═════ Recorded information

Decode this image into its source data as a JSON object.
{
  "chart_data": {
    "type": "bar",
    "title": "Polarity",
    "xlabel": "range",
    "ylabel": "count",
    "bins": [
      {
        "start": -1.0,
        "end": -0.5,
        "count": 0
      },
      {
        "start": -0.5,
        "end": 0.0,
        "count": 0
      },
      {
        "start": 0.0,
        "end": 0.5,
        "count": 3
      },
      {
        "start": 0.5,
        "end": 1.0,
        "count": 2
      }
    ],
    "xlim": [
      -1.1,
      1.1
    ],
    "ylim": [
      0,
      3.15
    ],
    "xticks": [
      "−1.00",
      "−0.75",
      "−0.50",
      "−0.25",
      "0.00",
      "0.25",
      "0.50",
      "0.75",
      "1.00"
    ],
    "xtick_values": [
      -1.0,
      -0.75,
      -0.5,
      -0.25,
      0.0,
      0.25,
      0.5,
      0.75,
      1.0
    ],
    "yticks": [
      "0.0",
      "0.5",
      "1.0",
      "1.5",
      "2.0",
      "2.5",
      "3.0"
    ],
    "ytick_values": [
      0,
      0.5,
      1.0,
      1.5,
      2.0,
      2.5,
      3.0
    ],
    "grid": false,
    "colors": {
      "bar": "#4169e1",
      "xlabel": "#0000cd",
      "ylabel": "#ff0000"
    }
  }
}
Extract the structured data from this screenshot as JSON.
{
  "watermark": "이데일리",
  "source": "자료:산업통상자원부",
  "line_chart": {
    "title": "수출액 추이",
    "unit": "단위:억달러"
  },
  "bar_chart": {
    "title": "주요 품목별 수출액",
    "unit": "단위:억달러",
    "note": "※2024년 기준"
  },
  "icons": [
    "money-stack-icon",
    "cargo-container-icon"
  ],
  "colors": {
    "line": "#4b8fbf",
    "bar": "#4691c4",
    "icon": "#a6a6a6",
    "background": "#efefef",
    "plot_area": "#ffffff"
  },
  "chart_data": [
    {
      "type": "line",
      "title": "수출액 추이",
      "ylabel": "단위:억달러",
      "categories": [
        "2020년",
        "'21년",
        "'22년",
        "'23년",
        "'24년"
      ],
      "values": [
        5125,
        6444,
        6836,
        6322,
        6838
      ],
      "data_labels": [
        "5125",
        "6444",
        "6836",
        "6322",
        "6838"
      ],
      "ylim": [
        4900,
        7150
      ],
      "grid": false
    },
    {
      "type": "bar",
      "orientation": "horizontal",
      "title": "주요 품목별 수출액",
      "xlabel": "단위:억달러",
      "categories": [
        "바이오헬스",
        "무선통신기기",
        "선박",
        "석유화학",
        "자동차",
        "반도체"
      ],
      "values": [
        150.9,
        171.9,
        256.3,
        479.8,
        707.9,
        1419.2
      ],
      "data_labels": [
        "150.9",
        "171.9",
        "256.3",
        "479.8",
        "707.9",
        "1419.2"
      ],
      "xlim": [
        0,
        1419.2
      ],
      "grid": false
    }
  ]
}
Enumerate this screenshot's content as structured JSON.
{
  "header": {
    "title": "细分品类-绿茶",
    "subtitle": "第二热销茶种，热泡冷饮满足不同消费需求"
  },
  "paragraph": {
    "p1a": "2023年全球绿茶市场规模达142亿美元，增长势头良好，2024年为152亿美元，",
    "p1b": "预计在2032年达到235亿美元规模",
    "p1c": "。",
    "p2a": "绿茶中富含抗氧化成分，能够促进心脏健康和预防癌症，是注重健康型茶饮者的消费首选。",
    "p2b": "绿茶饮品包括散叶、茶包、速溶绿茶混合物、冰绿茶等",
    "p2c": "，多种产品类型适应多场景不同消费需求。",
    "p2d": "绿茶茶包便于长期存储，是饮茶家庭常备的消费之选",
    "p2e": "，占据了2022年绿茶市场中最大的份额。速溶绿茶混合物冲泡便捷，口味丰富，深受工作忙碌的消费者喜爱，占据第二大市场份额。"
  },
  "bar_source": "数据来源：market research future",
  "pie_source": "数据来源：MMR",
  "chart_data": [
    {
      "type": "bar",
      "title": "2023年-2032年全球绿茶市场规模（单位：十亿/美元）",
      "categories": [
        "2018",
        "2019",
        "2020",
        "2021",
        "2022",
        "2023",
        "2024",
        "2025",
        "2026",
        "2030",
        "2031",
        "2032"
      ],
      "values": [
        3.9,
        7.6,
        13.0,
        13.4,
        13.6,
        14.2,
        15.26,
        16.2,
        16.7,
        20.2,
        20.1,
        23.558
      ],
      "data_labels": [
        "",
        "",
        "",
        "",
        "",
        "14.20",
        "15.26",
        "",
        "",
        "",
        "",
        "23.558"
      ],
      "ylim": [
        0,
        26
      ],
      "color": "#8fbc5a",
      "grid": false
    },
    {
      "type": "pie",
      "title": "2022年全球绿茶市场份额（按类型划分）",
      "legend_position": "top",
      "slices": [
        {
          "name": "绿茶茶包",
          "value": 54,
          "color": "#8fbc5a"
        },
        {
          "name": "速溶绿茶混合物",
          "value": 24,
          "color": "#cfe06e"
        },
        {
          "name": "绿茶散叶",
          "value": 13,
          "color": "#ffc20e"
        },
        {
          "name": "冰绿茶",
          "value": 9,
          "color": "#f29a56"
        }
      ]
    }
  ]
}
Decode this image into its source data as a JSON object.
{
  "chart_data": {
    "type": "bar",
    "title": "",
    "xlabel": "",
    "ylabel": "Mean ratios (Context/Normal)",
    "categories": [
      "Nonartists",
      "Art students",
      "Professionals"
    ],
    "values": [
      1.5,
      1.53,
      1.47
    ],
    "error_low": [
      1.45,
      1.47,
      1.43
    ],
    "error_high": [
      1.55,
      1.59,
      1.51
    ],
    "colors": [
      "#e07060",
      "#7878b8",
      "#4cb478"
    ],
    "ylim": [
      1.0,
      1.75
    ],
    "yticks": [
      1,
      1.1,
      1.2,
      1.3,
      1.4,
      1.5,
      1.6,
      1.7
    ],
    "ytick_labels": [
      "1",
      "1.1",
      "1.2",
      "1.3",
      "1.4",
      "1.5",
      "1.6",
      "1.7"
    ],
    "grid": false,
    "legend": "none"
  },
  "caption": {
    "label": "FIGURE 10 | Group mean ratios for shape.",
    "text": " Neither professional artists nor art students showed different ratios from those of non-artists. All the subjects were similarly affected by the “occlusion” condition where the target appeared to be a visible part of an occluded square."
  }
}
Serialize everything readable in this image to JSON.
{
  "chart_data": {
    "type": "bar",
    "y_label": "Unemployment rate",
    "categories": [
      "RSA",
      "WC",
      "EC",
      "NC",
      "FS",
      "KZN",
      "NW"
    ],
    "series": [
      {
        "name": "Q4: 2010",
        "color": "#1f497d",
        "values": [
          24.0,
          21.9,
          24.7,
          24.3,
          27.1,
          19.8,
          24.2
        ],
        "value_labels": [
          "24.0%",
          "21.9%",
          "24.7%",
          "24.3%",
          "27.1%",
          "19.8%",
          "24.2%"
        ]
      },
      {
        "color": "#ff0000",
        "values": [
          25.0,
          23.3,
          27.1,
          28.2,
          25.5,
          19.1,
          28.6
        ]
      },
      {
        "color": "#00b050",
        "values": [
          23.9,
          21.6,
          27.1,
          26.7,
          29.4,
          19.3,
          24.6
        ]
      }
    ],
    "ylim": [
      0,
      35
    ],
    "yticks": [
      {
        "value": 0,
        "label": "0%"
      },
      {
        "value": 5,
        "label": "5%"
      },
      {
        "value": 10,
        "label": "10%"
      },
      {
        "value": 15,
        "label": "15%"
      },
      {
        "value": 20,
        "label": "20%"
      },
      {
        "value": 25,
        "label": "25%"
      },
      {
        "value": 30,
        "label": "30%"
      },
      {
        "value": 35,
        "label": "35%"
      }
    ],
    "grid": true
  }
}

══════════

Exactly as written, give again every line from the one containing "Serialize everything readable" through the last line of the material above, and no other lines.

Serialize everything readable in this image to JSON.
{
  "chart_data": {
    "type": "bar",
    "y_label": "Unemployment rate",
    "categories": [
      "RSA",
      "WC",
      "EC",
      "NC",
      "FS",
      "KZN",
      "NW"
    ],
    "series": [
      {
        "name": "Q4: 2010",
        "color": "#1f497d",
        "values": [
          24.0,
          21.9,
          24.7,
          24.3,
          27.1,
          19.8,
          24.2
        ],
        "value_labels": [
          "24.0%",
          "21.9%",
          "24.7%",
          "24.3%",
          "27.1%",
          "19.8%",
          "24.2%"
        ]
      },
      {
        "color": "#ff0000",
        "values": [
          25.0,
          23.3,
          27.1,
          28.2,
          25.5,
          19.1,
          28.6
        ]
      },
      {
        "color": "#00b050",
        "values": [
          23.9,
          21.6,
          27.1,
          26.7,
          29.4,
          19.3,
          24.6
        ]
      }
    ],
    "ylim": [
      0,
      35
    ],
    "yticks": [
      {
        "value": 0,
        "label": "0%"
      },
      {
        "value": 5,
        "label": "5%"
      },
      {
        "value": 10,
        "label": "10%"
      },
      {
        "value": 15,
        "label": "15%"
      },
      {
        "value": 20,
        "label": "20%"
      },
      {
        "value": 25,
        "label": "25%"
      },
      {
        "value": 30,
        "label": "30%"
      },
      {
        "value": 35,
        "label": "35%"
      }
    ],
    "grid": true
  }
}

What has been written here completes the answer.